_INPUT RECORDS_
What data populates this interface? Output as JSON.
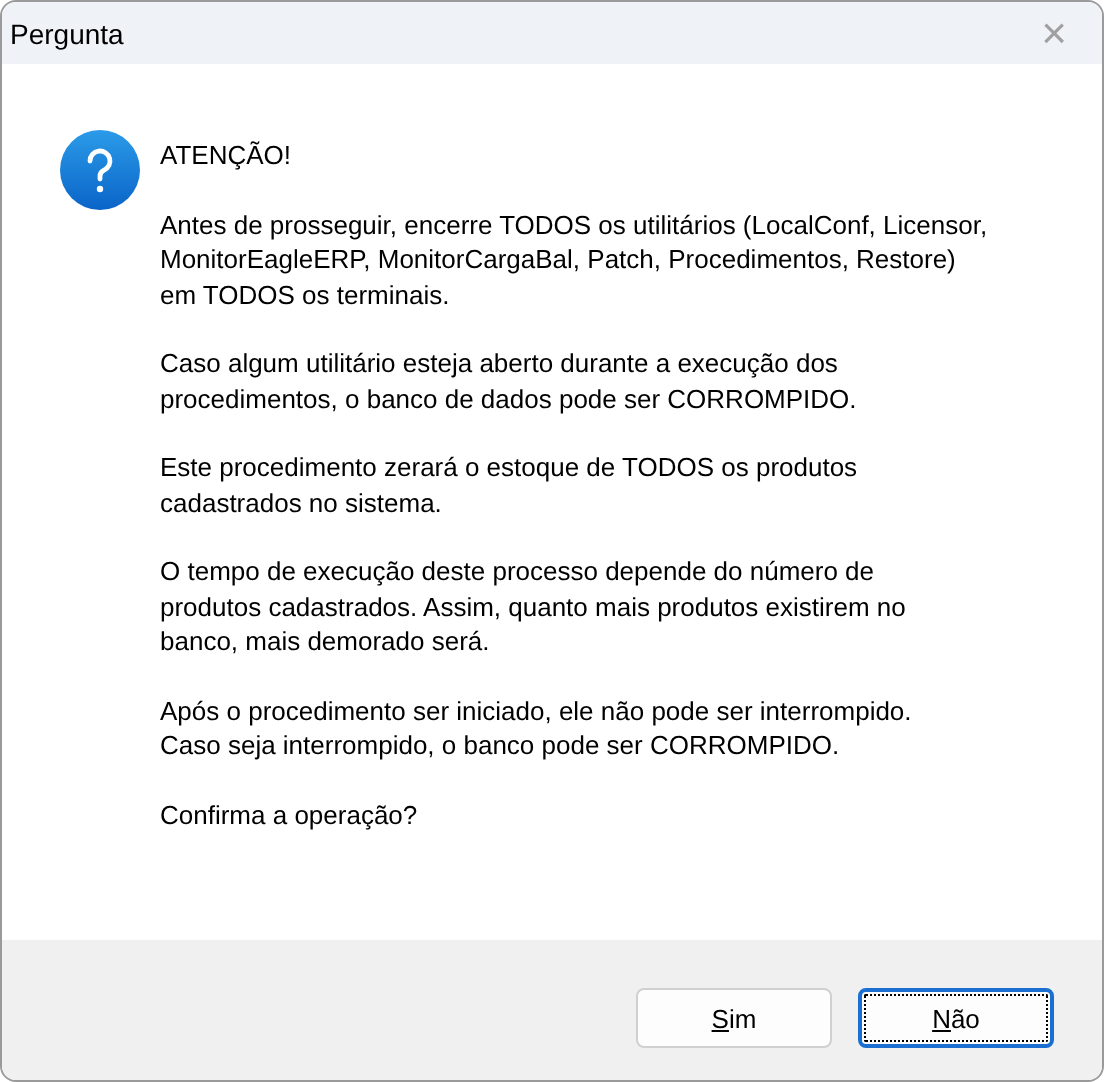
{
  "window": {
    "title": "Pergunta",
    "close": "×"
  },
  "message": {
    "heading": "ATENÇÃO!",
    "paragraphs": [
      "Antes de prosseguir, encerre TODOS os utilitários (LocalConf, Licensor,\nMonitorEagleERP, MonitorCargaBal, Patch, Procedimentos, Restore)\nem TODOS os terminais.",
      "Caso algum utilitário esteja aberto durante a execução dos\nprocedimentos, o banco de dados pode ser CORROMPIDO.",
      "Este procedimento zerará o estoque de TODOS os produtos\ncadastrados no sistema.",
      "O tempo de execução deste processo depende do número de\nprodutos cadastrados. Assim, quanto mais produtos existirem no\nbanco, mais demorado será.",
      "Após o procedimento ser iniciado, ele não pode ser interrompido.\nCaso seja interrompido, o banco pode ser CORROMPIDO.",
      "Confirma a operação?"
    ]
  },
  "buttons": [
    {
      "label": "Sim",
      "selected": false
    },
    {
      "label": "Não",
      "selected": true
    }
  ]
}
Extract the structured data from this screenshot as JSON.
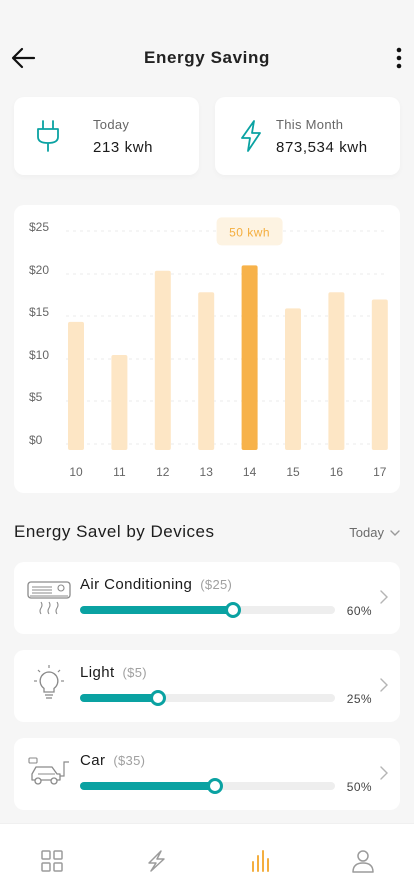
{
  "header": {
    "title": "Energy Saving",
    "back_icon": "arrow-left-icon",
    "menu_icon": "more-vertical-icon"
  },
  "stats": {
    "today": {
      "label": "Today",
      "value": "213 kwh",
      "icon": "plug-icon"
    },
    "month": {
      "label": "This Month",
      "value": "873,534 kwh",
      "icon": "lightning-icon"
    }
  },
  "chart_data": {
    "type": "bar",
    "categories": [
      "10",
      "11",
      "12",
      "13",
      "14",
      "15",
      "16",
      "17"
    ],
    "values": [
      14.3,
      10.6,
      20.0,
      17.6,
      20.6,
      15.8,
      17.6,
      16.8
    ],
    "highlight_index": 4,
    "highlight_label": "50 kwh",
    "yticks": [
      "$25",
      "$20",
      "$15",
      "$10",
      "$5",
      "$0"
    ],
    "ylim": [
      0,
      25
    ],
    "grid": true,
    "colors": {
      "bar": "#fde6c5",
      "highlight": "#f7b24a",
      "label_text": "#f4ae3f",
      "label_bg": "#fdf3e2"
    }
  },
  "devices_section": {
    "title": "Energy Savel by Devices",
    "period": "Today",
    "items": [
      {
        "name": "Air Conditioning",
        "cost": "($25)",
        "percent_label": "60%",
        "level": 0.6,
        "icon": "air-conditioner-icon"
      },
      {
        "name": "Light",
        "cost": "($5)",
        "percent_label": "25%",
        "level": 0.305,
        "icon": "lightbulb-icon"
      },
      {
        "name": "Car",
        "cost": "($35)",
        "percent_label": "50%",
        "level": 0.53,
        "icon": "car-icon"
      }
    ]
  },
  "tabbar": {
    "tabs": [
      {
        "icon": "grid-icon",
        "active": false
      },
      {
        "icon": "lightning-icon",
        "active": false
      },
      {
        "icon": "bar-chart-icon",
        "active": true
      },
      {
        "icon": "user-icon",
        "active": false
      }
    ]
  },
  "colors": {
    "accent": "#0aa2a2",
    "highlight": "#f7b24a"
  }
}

_INSTRUCTION_
Copy out each line of the listing that holds "produtos".

_WRITTEN SOLUTION_
      "Este procedimento zerará o estoque de TODOS os produtos\ncadastrados no sistema.",
      "O tempo de execução deste processo depende do número de\nprodutos cadastrados. Assim, quanto mais produtos existirem no\nbanco, mais demorado será.",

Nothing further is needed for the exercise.